§ Recorded data:
• • • • •

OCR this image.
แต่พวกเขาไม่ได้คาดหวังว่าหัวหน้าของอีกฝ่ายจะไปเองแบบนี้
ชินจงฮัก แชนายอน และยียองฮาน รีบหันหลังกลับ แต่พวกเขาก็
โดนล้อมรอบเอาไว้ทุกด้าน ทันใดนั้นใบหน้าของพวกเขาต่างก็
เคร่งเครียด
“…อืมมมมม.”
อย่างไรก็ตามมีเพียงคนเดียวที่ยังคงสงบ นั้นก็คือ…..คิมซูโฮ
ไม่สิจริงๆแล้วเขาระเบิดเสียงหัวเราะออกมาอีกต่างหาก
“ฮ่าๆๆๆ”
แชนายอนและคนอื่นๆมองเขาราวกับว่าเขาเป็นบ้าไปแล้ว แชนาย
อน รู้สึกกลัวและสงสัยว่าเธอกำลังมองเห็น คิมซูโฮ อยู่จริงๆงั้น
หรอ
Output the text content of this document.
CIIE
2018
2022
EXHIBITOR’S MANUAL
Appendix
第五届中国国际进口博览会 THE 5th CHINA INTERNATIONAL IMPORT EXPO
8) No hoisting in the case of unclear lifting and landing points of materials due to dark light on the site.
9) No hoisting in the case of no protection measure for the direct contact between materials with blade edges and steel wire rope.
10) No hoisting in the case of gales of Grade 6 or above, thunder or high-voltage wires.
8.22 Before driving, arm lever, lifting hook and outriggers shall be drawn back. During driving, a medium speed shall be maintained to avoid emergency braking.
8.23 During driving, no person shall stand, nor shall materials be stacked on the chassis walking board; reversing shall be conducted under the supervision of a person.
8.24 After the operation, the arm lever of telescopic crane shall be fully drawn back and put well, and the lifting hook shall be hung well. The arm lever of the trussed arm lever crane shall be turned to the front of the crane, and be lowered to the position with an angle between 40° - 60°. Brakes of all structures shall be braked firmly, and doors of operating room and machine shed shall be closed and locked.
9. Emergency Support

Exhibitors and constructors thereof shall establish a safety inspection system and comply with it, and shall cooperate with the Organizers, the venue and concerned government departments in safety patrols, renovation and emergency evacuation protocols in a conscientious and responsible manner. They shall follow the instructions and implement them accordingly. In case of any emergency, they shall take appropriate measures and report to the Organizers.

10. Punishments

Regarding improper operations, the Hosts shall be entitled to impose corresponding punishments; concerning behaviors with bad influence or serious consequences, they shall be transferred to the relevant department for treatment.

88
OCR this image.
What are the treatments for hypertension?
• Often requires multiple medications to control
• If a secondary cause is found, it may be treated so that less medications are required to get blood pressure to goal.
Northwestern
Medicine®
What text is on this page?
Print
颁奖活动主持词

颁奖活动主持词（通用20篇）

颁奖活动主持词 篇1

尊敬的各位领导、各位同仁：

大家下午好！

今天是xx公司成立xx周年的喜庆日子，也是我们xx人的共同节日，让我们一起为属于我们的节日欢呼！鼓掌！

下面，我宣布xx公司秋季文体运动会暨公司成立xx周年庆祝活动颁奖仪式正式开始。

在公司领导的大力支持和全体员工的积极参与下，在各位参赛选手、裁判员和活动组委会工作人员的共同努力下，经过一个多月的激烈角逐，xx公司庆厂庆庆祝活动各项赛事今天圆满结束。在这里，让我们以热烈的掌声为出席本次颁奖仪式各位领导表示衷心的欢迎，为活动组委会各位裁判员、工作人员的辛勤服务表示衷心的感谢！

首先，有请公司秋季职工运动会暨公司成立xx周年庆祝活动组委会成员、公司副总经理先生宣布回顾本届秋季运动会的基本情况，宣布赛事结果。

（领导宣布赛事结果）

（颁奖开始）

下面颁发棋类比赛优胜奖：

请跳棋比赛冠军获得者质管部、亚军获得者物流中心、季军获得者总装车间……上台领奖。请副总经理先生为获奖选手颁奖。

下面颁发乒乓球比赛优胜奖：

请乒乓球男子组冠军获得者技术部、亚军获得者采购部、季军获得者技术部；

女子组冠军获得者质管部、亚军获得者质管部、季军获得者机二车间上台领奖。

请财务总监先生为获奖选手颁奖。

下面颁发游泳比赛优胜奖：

• • • • •

From the listing above, copy every line that includes the word "What".

§ Full output:
What are the treatments for hypertension?
What text is on this page?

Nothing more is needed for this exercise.